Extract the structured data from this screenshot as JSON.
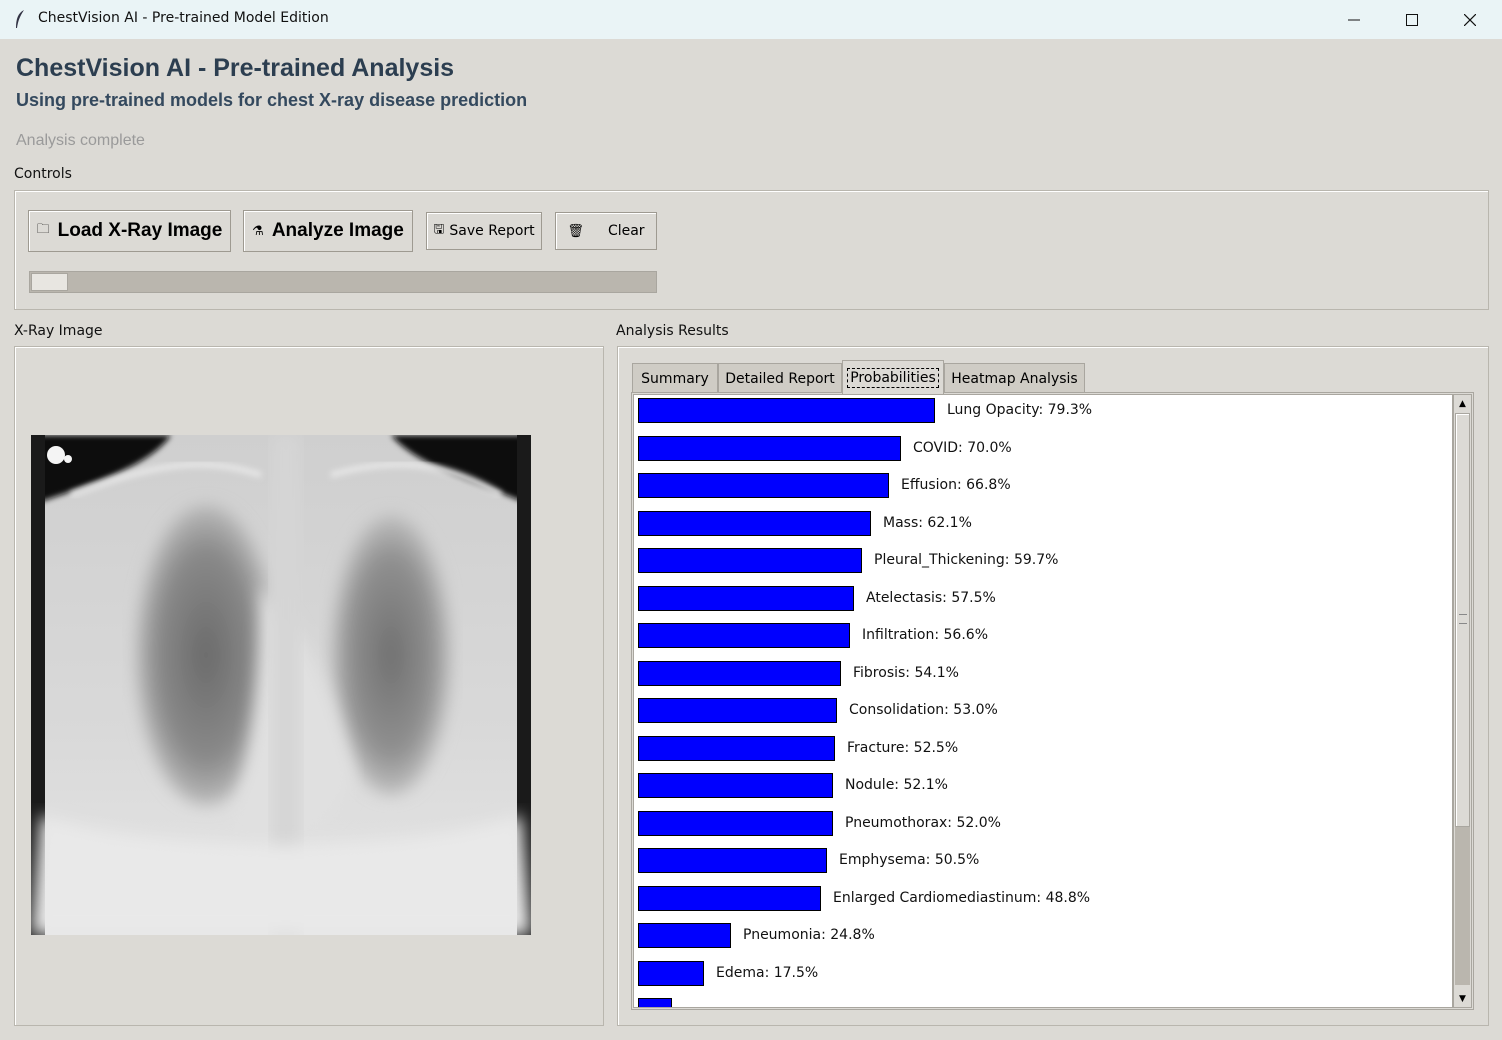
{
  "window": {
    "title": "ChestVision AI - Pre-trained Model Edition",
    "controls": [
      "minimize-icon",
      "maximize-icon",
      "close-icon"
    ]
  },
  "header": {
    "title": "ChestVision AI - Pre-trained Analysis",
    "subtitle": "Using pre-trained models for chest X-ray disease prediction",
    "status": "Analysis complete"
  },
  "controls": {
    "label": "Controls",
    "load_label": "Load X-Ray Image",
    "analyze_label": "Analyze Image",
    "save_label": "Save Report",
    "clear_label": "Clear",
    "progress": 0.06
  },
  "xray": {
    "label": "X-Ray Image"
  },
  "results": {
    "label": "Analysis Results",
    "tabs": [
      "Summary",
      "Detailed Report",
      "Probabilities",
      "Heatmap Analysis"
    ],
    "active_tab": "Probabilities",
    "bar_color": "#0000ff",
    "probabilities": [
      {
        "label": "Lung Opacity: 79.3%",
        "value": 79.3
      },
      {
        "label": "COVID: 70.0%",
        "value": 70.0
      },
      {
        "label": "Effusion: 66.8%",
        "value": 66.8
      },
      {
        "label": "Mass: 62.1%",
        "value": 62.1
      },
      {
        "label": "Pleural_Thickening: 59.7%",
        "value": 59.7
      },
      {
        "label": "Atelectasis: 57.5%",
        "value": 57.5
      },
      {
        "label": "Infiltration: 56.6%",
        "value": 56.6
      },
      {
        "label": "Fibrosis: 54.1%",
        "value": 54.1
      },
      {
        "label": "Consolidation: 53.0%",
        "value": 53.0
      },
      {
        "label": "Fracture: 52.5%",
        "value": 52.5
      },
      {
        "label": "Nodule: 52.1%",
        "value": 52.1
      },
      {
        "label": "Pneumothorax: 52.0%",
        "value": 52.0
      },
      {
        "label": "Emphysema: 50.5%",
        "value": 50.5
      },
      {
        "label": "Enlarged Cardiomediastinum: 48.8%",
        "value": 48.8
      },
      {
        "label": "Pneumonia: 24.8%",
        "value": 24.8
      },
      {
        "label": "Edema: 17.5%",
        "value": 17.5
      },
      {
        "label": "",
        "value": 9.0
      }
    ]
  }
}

• _TASK OBJECTIVE_:
Go through the records and copy each line with "trained" in it.

• _WRITTEN RESPONSE_:
    "title": "ChestVision AI - Pre-trained Model Edition",
    "title": "ChestVision AI - Pre-trained Analysis",
    "subtitle": "Using pre-trained models for chest X-ray disease prediction",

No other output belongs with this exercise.